• What you have to do
Quote the listing below in full and exactly as written, but omit every picture.

Extracted data entries:
## Start

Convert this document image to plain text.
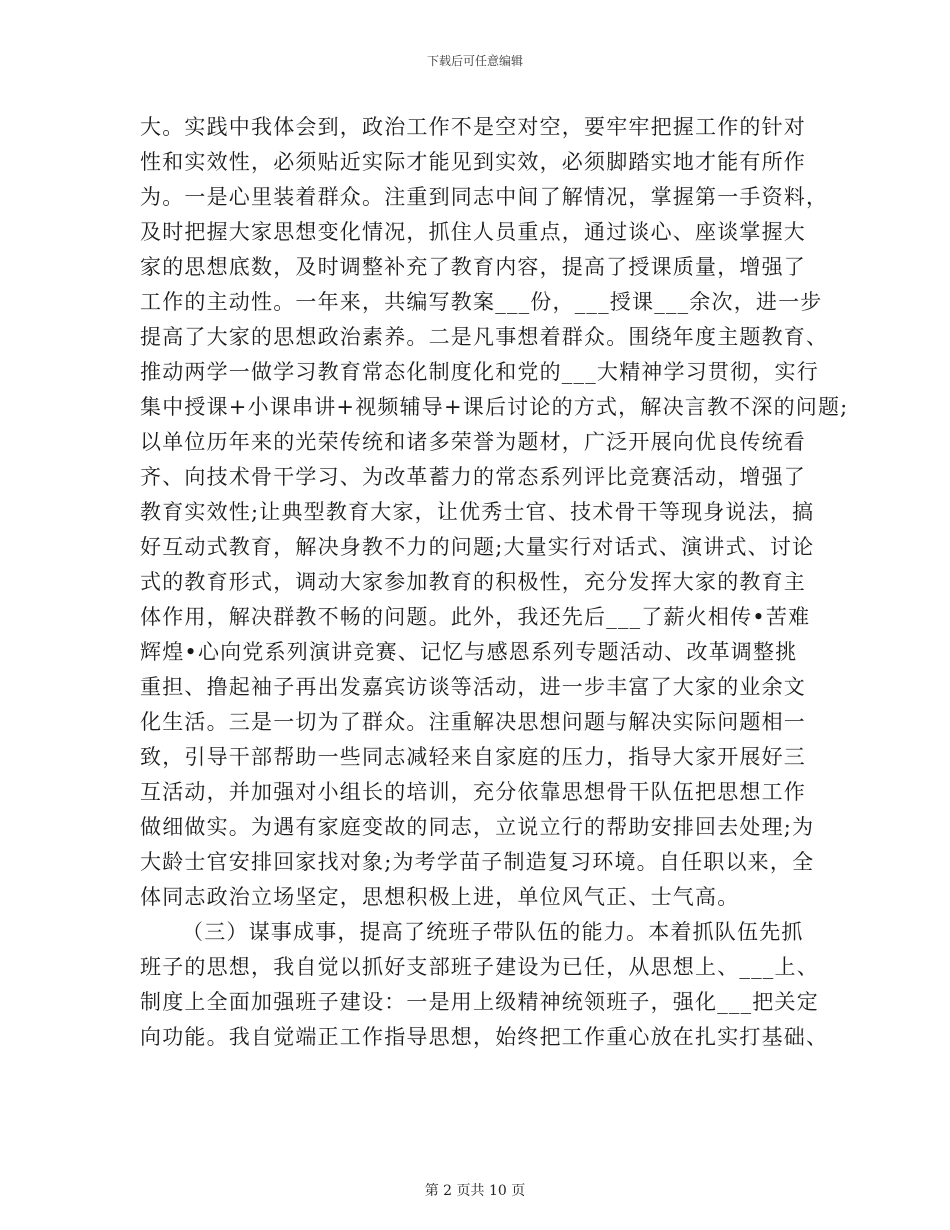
下载后可任意编辑
大。实践中我体会到，政治工作不是空对空，要牢牢把握工作的针对
性和实效性，必须贴近实际才能见到实效，必须脚踏实地才能有所作
为。一是心里装着群众。注重到同志中间了解情况，掌握第一手资料，
及时把握大家思想变化情况，抓住人员重点，通过谈心、座谈掌握大
家的思想底数，及时调整补充了教育内容，提高了授课质量，增强了
工作的主动性。一年来，共编写教案___份，___授课___余次，进一步
提高了大家的思想政治素养。二是凡事想着群众。围绕年度主题教育、
推动两学一做学习教育常态化制度化和党的___大精神学习贯彻，实行
集中授课+小课串讲+视频辅导+课后讨论的方式，解决言教不深的问题;
以单位历年来的光荣传统和诸多荣誉为题材，广泛开展向优良传统看
齐、向技术骨干学习、为改革蓄力的常态系列评比竞赛活动，增强了
教育实效性;让典型教育大家，让优秀士官、技术骨干等现身说法，搞
好互动式教育，解决身教不力的问题;大量实行对话式、演讲式、讨论
式的教育形式，调动大家参加教育的积极性，充分发挥大家的教育主
体作用，解决群教不畅的问题。此外，我还先后___了薪火相传•苦难
辉煌•心向党系列演讲竞赛、记忆与感恩系列专题活动、改革调整挑
重担、撸起袖子再出发嘉宾访谈等活动，进一步丰富了大家的业余文
化生活。三是一切为了群众。注重解决思想问题与解决实际问题相一
致，引导干部帮助一些同志减轻来自家庭的压力，指导大家开展好三
互活动，并加强对小组长的培训，充分依靠思想骨干队伍把思想工作
做细做实。为遇有家庭变故的同志，立说立行的帮助安排回去处理;为
大龄士官安排回家找对象;为考学苗子制造复习环境。自任职以来，全
体同志政治立场坚定，思想积极上进，单位风气正、士气高。
（三）谋事成事，提高了统班子带队伍的能力。本着抓队伍先抓
班子的思想，我自觉以抓好支部班子建设为已任，从思想上、___上、
制度上全面加强班子建设：一是用上级精神统领班子，强化___把关定
向功能。我自觉端正工作指导思想，始终把工作重心放在扎实打基础、
第 2 页共 10 页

## End

• Output for this exercise
Convert this document image to plain text.
下载后可任意编辑
大。实践中我体会到，政治工作不是空对空，要牢牢把握工作的针对
性和实效性，必须贴近实际才能见到实效，必须脚踏实地才能有所作
为。一是心里装着群众。注重到同志中间了解情况，掌握第一手资料，
及时把握大家思想变化情况，抓住人员重点，通过谈心、座谈掌握大
家的思想底数，及时调整补充了教育内容，提高了授课质量，增强了
工作的主动性。一年来，共编写教案___份，___授课___余次，进一步
提高了大家的思想政治素养。二是凡事想着群众。围绕年度主题教育、
推动两学一做学习教育常态化制度化和党的___大精神学习贯彻，实行
集中授课+小课串讲+视频辅导+课后讨论的方式，解决言教不深的问题;
以单位历年来的光荣传统和诸多荣誉为题材，广泛开展向优良传统看
齐、向技术骨干学习、为改革蓄力的常态系列评比竞赛活动，增强了
教育实效性;让典型教育大家，让优秀士官、技术骨干等现身说法，搞
好互动式教育，解决身教不力的问题;大量实行对话式、演讲式、讨论
式的教育形式，调动大家参加教育的积极性，充分发挥大家的教育主
体作用，解决群教不畅的问题。此外，我还先后___了薪火相传•苦难
辉煌•心向党系列演讲竞赛、记忆与感恩系列专题活动、改革调整挑
重担、撸起袖子再出发嘉宾访谈等活动，进一步丰富了大家的业余文
化生活。三是一切为了群众。注重解决思想问题与解决实际问题相一
致，引导干部帮助一些同志减轻来自家庭的压力，指导大家开展好三
互活动，并加强对小组长的培训，充分依靠思想骨干队伍把思想工作
做细做实。为遇有家庭变故的同志，立说立行的帮助安排回去处理;为
大龄士官安排回家找对象;为考学苗子制造复习环境。自任职以来，全
体同志政治立场坚定，思想积极上进，单位风气正、士气高。
（三）谋事成事，提高了统班子带队伍的能力。本着抓队伍先抓
班子的思想，我自觉以抓好支部班子建设为已任，从思想上、___上、
制度上全面加强班子建设：一是用上级精神统领班子，强化___把关定
向功能。我自觉端正工作指导思想，始终把工作重心放在扎实打基础、
第 2 页共 10 页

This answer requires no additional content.